= What the task asks =
Reproduce every record exactly as it appears, but not the pictures.

= Listed entries =
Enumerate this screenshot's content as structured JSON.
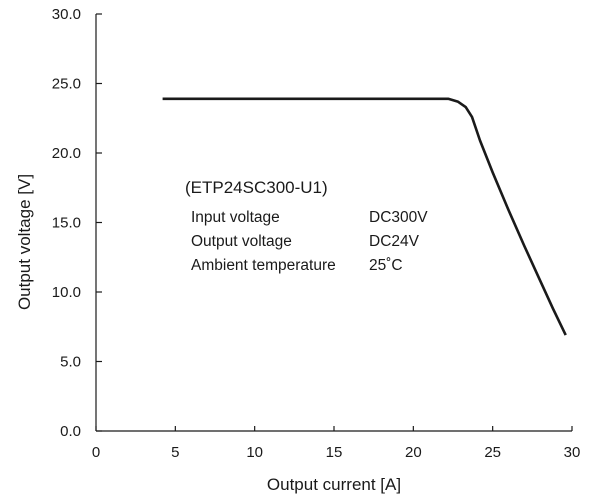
{
  "chart_data": {
    "type": "line",
    "xlabel": "Output current [A]",
    "ylabel": "Output voltage [V]",
    "xlim": [
      0,
      30
    ],
    "ylim": [
      0,
      30
    ],
    "x_ticks": [
      "0",
      "5",
      "10",
      "15",
      "20",
      "25",
      "30"
    ],
    "y_ticks": [
      "0.0",
      "5.0",
      "10.0",
      "15.0",
      "20.0",
      "25.0",
      "30.0"
    ],
    "grid": false,
    "series": [
      {
        "color": "#1a1a1a",
        "x": [
          4.2,
          10,
          15,
          20,
          22.2,
          22.8,
          23.3,
          23.7,
          24.2,
          25.0,
          26.0,
          27.0,
          28.0,
          28.8,
          29.6
        ],
        "y": [
          23.9,
          23.9,
          23.9,
          23.9,
          23.9,
          23.7,
          23.3,
          22.6,
          20.9,
          18.6,
          15.9,
          13.3,
          10.8,
          8.8,
          6.9
        ]
      }
    ],
    "annotation": {
      "title": "(ETP24SC300-U1)",
      "rows": [
        {
          "label": "Input voltage",
          "value": "DC300V"
        },
        {
          "label": "Output voltage",
          "value": "DC24V"
        },
        {
          "label": "Ambient temperature",
          "value": "25˚C"
        }
      ]
    }
  }
}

= Answer =
Enumerate this screenshot's content as structured JSON.
{
  "chart_data": {
    "type": "line",
    "xlabel": "Output current [A]",
    "ylabel": "Output voltage [V]",
    "xlim": [
      0,
      30
    ],
    "ylim": [
      0,
      30
    ],
    "x_ticks": [
      "0",
      "5",
      "10",
      "15",
      "20",
      "25",
      "30"
    ],
    "y_ticks": [
      "0.0",
      "5.0",
      "10.0",
      "15.0",
      "20.0",
      "25.0",
      "30.0"
    ],
    "grid": false,
    "series": [
      {
        "color": "#1a1a1a",
        "x": [
          4.2,
          10,
          15,
          20,
          22.2,
          22.8,
          23.3,
          23.7,
          24.2,
          25.0,
          26.0,
          27.0,
          28.0,
          28.8,
          29.6
        ],
        "y": [
          23.9,
          23.9,
          23.9,
          23.9,
          23.9,
          23.7,
          23.3,
          22.6,
          20.9,
          18.6,
          15.9,
          13.3,
          10.8,
          8.8,
          6.9
        ]
      }
    ],
    "annotation": {
      "title": "(ETP24SC300-U1)",
      "rows": [
        {
          "label": "Input voltage",
          "value": "DC300V"
        },
        {
          "label": "Output voltage",
          "value": "DC24V"
        },
        {
          "label": "Ambient temperature",
          "value": "25˚C"
        }
      ]
    }
  }
}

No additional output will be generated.